━━━ Input records

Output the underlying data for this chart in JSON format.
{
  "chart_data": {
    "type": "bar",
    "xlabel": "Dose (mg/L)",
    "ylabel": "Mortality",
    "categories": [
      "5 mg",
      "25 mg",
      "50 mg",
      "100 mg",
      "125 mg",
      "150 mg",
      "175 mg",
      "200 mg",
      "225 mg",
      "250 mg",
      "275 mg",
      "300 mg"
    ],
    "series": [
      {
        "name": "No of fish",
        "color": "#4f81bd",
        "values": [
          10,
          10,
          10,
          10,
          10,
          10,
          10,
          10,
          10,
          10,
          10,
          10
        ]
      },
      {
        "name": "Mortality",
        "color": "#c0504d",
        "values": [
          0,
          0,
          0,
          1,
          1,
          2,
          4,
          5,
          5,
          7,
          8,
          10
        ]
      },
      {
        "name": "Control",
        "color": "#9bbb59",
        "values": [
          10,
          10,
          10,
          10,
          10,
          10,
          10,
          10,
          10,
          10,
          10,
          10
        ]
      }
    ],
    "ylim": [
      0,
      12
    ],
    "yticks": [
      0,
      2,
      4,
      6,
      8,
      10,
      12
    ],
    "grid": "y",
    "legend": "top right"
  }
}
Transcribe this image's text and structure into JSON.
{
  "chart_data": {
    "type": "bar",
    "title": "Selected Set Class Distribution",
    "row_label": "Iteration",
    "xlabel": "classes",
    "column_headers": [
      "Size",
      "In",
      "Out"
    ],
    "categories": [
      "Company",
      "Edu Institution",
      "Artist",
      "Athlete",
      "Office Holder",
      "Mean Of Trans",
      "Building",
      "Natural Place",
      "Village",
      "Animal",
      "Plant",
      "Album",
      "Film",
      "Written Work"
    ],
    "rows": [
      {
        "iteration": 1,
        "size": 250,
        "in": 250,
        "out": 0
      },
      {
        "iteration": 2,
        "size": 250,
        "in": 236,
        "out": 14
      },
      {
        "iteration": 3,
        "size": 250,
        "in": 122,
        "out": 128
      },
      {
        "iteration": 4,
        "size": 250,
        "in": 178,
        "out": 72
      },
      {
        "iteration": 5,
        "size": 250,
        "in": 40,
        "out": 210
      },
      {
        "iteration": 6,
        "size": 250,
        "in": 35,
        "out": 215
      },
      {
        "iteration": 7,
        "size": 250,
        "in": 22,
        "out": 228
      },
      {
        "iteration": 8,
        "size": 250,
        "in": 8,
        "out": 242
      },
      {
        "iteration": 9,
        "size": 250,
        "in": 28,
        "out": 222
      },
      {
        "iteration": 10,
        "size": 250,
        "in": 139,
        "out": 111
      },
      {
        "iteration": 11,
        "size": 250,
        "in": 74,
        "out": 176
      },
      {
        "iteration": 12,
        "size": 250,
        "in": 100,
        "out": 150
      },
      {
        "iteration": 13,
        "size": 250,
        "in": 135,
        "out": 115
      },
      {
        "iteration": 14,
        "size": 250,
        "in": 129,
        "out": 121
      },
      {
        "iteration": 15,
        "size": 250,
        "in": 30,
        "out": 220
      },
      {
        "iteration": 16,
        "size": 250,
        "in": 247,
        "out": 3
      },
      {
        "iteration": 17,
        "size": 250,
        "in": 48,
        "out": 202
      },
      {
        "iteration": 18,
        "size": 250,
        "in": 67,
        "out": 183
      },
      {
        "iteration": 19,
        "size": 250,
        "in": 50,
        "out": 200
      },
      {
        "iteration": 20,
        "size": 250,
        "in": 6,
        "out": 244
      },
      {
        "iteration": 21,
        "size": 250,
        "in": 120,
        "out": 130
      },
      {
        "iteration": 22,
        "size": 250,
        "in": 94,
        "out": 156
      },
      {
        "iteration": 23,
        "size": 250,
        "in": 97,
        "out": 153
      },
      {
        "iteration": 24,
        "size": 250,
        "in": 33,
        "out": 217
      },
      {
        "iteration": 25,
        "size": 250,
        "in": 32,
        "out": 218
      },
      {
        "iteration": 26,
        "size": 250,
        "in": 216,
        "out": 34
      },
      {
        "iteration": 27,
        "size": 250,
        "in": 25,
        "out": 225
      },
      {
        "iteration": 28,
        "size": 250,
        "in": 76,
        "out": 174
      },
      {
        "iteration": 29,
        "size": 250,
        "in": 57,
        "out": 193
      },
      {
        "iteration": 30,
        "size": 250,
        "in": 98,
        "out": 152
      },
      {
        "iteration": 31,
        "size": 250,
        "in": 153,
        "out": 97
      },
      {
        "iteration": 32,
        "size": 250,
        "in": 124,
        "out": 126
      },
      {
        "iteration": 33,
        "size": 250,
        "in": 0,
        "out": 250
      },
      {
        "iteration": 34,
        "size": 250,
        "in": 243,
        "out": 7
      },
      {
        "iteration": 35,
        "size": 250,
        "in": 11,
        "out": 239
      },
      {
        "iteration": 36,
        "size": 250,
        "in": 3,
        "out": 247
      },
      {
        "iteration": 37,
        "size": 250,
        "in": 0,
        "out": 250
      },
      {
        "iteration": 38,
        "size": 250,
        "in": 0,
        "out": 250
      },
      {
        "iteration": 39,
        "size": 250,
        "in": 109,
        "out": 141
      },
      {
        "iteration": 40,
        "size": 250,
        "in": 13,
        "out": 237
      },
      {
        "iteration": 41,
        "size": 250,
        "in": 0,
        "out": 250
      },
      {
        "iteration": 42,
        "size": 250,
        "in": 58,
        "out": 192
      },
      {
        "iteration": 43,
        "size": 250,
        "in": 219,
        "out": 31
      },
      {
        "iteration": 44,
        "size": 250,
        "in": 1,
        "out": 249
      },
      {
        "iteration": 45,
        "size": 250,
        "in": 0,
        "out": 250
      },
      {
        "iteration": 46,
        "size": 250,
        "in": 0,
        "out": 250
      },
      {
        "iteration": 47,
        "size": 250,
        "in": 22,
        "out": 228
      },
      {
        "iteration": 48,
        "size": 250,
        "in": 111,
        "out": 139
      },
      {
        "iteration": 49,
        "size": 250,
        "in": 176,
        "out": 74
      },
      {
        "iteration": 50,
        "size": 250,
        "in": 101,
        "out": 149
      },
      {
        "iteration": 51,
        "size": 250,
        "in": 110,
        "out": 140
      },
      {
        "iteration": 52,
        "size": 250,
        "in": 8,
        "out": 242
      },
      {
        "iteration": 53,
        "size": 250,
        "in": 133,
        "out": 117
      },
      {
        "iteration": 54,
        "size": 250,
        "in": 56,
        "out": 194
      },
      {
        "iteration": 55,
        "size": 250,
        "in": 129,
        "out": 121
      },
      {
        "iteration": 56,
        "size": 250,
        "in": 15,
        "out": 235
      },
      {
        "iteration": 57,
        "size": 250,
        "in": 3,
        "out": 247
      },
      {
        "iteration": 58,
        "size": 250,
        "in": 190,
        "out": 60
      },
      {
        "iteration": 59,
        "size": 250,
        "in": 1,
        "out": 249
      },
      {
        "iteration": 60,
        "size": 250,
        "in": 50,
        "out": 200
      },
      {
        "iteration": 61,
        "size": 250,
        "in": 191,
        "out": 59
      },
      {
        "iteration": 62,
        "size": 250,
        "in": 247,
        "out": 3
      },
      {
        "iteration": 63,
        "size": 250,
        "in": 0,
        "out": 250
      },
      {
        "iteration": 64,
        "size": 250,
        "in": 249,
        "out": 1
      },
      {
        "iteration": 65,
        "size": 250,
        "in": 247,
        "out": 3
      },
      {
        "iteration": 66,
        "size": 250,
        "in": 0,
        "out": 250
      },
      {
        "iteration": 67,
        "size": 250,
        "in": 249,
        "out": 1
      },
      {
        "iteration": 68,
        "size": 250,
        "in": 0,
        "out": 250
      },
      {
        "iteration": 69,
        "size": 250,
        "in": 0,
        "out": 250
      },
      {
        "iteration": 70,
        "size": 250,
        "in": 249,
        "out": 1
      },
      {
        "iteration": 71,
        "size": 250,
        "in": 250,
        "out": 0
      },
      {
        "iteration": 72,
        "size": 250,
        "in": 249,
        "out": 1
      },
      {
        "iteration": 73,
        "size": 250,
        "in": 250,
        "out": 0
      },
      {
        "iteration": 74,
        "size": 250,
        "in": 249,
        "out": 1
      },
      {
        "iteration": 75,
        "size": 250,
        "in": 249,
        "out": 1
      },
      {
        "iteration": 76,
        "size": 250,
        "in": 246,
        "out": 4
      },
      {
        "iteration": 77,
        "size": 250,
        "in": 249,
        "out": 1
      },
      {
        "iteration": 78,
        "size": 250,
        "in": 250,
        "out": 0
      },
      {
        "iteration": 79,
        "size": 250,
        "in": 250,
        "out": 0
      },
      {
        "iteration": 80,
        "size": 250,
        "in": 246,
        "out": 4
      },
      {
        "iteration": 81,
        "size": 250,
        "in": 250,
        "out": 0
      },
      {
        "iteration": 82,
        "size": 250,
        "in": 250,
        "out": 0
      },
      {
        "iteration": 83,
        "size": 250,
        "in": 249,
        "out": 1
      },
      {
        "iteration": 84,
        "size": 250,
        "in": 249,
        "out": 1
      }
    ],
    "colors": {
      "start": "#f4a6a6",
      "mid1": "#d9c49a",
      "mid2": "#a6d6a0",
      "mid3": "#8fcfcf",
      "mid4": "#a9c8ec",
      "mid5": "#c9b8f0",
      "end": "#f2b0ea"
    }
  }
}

━━━━━━

* **Work to complete**: Copy every line in the records above that contains the word "name".

* **Reply to the task**:
        "name": "No of fish",
        "name": "Mortality",
        "name": "Control",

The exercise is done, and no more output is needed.